| WHAT YOU HAVE TO DO |
Quote every line as given.

| Dataset items |
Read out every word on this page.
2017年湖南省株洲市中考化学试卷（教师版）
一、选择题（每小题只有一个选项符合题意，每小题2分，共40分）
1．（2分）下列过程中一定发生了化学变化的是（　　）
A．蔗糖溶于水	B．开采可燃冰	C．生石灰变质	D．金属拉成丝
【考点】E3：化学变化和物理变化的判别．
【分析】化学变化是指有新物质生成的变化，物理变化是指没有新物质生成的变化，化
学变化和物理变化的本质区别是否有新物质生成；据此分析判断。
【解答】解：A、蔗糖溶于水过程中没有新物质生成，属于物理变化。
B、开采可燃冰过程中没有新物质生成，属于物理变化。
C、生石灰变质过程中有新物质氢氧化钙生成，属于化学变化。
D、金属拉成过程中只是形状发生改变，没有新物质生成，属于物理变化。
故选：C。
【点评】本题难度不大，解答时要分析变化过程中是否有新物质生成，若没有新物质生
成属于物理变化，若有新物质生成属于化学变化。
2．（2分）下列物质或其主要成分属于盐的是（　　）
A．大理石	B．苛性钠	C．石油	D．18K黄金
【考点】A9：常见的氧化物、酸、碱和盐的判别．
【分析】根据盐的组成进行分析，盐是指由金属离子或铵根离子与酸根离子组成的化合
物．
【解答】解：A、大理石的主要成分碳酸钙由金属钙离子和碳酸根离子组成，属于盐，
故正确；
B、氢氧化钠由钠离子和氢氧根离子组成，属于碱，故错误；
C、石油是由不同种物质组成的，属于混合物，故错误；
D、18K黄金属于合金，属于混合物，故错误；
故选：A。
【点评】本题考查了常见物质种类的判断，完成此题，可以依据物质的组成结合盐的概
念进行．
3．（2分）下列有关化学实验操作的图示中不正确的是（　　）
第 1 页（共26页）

| RESULT OF THIS TASK |
Read out every word on this page.
2017年湖南省株洲市中考化学试卷（教师版）
一、选择题（每小题只有一个选项符合题意，每小题2分，共40分）
1．（2分）下列过程中一定发生了化学变化的是（　　）
A．蔗糖溶于水	B．开采可燃冰	C．生石灰变质	D．金属拉成丝
【考点】E3：化学变化和物理变化的判别．
【分析】化学变化是指有新物质生成的变化，物理变化是指没有新物质生成的变化，化
学变化和物理变化的本质区别是否有新物质生成；据此分析判断。
【解答】解：A、蔗糖溶于水过程中没有新物质生成，属于物理变化。
B、开采可燃冰过程中没有新物质生成，属于物理变化。
C、生石灰变质过程中有新物质氢氧化钙生成，属于化学变化。
D、金属拉成过程中只是形状发生改变，没有新物质生成，属于物理变化。
故选：C。
【点评】本题难度不大，解答时要分析变化过程中是否有新物质生成，若没有新物质生
成属于物理变化，若有新物质生成属于化学变化。
2．（2分）下列物质或其主要成分属于盐的是（　　）
A．大理石	B．苛性钠	C．石油	D．18K黄金
【考点】A9：常见的氧化物、酸、碱和盐的判别．
【分析】根据盐的组成进行分析，盐是指由金属离子或铵根离子与酸根离子组成的化合
物．
【解答】解：A、大理石的主要成分碳酸钙由金属钙离子和碳酸根离子组成，属于盐，
故正确；
B、氢氧化钠由钠离子和氢氧根离子组成，属于碱，故错误；
C、石油是由不同种物质组成的，属于混合物，故错误；
D、18K黄金属于合金，属于混合物，故错误；
故选：A。
【点评】本题考查了常见物质种类的判断，完成此题，可以依据物质的组成结合盐的概
念进行．
3．（2分）下列有关化学实验操作的图示中不正确的是（　　）
第 1 页（共26页）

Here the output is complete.